Find each line with the word "initials" and copy it.

------------

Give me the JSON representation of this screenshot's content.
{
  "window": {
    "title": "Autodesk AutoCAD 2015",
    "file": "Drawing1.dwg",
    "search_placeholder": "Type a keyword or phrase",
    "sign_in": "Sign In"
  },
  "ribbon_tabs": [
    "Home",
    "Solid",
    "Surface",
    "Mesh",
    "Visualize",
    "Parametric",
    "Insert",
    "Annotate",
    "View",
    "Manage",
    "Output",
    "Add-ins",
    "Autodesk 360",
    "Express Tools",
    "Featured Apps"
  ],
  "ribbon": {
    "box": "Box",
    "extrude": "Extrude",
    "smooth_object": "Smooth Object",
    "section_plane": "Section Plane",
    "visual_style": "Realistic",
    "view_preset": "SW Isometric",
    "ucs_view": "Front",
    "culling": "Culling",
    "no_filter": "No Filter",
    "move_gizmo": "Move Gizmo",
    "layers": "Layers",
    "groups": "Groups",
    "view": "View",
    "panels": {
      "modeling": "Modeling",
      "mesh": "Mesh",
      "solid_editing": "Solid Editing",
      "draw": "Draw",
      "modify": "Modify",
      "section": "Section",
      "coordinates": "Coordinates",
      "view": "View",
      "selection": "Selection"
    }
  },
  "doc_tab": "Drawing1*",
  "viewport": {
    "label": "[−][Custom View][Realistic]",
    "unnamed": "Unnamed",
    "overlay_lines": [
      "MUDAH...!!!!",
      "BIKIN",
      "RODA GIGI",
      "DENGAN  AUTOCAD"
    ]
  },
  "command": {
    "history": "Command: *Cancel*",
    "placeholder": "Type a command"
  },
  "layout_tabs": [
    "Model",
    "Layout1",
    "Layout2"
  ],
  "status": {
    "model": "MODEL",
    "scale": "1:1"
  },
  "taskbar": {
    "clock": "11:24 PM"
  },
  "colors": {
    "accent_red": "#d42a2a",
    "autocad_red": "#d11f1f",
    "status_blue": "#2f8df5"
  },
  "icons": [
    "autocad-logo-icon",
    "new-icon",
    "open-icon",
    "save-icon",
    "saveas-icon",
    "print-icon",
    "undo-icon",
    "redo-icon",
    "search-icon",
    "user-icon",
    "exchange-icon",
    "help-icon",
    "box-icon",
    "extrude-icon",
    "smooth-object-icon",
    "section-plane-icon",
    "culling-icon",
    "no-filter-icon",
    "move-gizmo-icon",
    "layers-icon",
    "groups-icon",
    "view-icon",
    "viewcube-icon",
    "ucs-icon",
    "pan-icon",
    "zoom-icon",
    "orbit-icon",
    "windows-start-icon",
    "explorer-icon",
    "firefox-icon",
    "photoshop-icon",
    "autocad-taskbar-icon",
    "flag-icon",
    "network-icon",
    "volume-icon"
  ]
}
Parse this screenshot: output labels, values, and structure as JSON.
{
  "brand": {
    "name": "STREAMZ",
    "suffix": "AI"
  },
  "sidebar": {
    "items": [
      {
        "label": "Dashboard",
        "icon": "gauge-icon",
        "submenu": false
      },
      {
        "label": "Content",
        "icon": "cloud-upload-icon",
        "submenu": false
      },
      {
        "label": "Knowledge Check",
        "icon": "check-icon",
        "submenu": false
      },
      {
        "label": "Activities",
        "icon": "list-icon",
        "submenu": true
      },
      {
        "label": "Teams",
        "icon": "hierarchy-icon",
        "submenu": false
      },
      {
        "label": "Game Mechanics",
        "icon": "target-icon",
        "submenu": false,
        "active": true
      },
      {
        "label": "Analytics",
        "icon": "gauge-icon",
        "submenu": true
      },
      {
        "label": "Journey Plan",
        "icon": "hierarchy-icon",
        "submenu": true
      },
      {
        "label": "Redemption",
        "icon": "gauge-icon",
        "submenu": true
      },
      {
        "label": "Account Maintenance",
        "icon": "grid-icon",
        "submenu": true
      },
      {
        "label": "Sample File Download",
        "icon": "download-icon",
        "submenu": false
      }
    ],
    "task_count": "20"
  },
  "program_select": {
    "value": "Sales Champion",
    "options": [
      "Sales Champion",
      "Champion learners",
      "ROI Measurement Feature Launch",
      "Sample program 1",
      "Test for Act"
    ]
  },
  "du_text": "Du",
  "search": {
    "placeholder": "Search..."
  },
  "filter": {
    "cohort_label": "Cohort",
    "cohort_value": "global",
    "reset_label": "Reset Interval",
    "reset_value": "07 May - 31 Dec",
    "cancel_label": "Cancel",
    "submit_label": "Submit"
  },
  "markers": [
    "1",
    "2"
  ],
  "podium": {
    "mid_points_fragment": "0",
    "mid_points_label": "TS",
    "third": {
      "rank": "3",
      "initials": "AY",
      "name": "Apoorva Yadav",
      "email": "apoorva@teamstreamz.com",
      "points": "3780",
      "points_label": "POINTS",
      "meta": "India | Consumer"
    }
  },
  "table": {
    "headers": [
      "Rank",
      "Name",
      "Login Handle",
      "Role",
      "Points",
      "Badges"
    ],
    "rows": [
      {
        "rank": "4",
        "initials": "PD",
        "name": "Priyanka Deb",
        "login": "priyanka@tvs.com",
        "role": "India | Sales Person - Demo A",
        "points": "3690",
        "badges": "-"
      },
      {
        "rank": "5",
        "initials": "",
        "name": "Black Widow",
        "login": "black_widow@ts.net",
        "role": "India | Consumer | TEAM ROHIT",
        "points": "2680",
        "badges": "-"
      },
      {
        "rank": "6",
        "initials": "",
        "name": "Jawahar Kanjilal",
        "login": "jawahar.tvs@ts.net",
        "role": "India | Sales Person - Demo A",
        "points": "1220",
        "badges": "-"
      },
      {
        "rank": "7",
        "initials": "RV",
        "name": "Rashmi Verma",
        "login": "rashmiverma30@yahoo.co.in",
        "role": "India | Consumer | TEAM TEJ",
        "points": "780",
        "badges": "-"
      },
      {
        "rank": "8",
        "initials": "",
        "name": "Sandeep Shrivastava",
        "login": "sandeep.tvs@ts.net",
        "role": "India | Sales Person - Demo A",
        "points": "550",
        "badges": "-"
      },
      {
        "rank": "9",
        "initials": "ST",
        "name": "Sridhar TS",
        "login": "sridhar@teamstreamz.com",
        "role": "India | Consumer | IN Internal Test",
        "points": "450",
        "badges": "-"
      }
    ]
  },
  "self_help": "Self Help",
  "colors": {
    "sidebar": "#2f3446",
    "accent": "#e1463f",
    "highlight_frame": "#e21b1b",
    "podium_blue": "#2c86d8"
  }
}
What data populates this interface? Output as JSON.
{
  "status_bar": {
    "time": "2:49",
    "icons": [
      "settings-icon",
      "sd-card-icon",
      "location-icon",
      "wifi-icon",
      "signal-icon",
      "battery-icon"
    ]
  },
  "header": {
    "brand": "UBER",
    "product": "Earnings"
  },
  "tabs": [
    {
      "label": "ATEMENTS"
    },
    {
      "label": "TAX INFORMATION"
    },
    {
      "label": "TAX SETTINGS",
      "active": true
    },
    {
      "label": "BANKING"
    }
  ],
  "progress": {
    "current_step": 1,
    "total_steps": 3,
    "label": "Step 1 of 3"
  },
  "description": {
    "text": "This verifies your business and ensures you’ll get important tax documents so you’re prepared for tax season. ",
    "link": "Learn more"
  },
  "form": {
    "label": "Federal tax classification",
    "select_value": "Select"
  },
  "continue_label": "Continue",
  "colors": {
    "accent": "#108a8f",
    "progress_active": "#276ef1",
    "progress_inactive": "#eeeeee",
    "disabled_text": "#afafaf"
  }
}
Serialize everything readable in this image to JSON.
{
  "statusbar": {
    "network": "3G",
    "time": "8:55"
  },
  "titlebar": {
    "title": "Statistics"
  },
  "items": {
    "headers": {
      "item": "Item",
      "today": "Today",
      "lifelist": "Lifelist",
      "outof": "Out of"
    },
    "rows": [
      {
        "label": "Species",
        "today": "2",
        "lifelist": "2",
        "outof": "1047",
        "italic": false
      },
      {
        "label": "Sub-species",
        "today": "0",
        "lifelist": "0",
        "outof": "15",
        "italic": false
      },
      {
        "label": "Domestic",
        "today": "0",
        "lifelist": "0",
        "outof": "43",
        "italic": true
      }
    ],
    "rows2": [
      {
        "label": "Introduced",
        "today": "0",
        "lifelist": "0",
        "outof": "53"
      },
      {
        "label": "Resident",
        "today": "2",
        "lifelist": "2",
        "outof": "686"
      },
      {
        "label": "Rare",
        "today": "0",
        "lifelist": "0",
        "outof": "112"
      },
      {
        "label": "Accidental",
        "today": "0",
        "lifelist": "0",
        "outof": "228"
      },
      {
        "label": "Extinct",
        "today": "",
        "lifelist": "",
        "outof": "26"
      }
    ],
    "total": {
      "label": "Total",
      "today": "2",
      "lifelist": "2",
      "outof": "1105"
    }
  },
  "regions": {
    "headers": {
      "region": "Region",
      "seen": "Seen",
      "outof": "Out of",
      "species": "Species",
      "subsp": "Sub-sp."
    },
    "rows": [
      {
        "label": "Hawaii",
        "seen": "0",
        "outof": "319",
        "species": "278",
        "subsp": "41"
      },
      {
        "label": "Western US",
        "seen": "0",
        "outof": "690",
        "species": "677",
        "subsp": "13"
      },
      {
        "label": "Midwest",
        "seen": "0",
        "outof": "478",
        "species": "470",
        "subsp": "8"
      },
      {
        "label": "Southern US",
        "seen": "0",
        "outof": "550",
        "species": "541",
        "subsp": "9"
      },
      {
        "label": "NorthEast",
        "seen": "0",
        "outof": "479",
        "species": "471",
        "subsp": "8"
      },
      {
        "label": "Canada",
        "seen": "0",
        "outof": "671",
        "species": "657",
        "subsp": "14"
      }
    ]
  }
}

------------

→ **EXERCISE SOLUTION**:
      "initials": "AY",
        "initials": "PD",
        "initials": "",
        "initials": "",
        "initials": "RV",
        "initials": "",
        "initials": "ST",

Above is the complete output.